ARBEITSANWEISUNG:
Kannst du sämtliche folgenden Zeilen als JSON-Liste von Strings darstellen, mit genau einem String pro Zeile und ohne Leerzeilen?

[Gespeicherte Einträge]
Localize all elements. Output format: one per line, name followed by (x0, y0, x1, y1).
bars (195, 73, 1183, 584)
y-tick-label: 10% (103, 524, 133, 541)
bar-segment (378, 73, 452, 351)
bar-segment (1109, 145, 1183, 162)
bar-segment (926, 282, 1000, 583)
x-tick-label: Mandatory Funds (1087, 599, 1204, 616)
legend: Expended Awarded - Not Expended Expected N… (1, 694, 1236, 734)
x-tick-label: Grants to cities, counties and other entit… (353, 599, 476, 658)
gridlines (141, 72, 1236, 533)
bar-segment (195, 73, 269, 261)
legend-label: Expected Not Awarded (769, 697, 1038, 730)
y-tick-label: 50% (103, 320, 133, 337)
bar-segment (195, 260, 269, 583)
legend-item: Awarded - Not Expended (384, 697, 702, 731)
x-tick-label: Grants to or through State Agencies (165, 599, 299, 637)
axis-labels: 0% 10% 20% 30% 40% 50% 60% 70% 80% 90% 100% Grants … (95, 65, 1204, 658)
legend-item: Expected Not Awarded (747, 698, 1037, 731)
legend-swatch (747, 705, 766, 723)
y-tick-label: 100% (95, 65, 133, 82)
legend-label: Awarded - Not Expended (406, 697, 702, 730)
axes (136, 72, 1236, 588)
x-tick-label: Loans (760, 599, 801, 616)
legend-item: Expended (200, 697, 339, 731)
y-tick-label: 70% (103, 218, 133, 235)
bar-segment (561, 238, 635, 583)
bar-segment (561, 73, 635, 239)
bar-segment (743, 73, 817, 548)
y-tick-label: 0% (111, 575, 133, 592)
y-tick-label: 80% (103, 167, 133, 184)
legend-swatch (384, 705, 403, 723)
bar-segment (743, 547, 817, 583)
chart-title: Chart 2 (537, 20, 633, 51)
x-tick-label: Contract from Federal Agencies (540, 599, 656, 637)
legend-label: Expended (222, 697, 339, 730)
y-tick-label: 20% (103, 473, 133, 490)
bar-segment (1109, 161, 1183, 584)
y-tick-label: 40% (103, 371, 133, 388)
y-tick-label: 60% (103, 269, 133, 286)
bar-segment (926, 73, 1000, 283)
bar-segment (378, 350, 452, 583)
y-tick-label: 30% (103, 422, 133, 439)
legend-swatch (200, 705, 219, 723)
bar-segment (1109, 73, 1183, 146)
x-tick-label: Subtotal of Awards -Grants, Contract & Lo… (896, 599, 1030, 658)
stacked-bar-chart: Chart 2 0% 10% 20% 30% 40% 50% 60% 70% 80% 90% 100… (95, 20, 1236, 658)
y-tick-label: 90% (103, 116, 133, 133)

AUSGABE:
[
  "Localize all elements. Output format: one per line, name followed by (x0, y0, x1, y1).",
  "bars (195, 73, 1183, 584)",
  "y-tick-label: 10% (103, 524, 133, 541)",
  "bar-segment (378, 73, 452, 351)",
  "bar-segment (1109, 145, 1183, 162)",
  "bar-segment (926, 282, 1000, 583)",
  "x-tick-label: Mandatory Funds (1087, 599, 1204, 616)",
  "legend: Expended Awarded - Not Expended Expected N… (1, 694, 1236, 734)",
  "x-tick-label: Grants to cities, counties and other entit… (353, 599, 476, 658)",
  "gridlines (141, 72, 1236, 533)",
  "bar-segment (195, 73, 269, 261)",
  "legend-label: Expected Not Awarded (769, 697, 1038, 730)",
  "y-tick-label: 50% (103, 320, 133, 337)",
  "bar-segment (195, 260, 269, 583)",
  "legend-item: Awarded - Not Expended (384, 697, 702, 731)",
  "x-tick-label: Grants to or through State Agencies (165, 599, 299, 637)",
  "axis-labels: 0% 10% 20% 30% 40% 50% 60% 70% 80% 90% 100% Grants … (95, 65, 1204, 658)",
  "legend-item: Expected Not Awarded (747, 698, 1037, 731)",
  "legend-swatch (747, 705, 766, 723)",
  "y-tick-label: 100% (95, 65, 133, 82)",
  "legend-label: Awarded - Not Expended (406, 697, 702, 730)",
  "axes (136, 72, 1236, 588)",
  "x-tick-label: Loans (760, 599, 801, 616)",
  "legend-item: Expended (200, 697, 339, 731)",
  "y-tick-label: 70% (103, 218, 133, 235)",
  "bar-segment (561, 238, 635, 583)",
  "bar-segment (561, 73, 635, 239)",
  "bar-segment (743, 73, 817, 548)",
  "y-tick-label: 0% (111, 575, 133, 592)",
  "y-tick-label: 80% (103, 167, 133, 184)",
  "legend-swatch (384, 705, 403, 723)",
  "bar-segment (743, 547, 817, 583)",
  "chart-title: Chart 2 (537, 20, 633, 51)",
  "x-tick-label: Contract from Federal Agencies (540, 599, 656, 637)",
  "legend-label: Expended (222, 697, 339, 730)",
  "y-tick-label: 20% (103, 473, 133, 490)",
  "bar-segment (1109, 161, 1183, 584)",
  "y-tick-label: 40% (103, 371, 133, 388)",
  "y-tick-label: 60% (103, 269, 133, 286)",
  "bar-segment (926, 73, 1000, 283)",
  "bar-segment (378, 350, 452, 583)",
  "y-tick-label: 30% (103, 422, 133, 439)",
  "legend-swatch (200, 705, 219, 723)",
  "bar-segment (1109, 73, 1183, 146)",
  "x-tick-label: Subtotal of Awards -Grants, Contract & Lo… (896, 599, 1030, 658)",
  "stacked-bar-chart: Chart 2 0% 10% 20% 30% 40% 50% 60% 70% 80% 90% 100… (95, 20, 1236, 658)",
  "y-tick-label: 90% (103, 116, 133, 133)"
]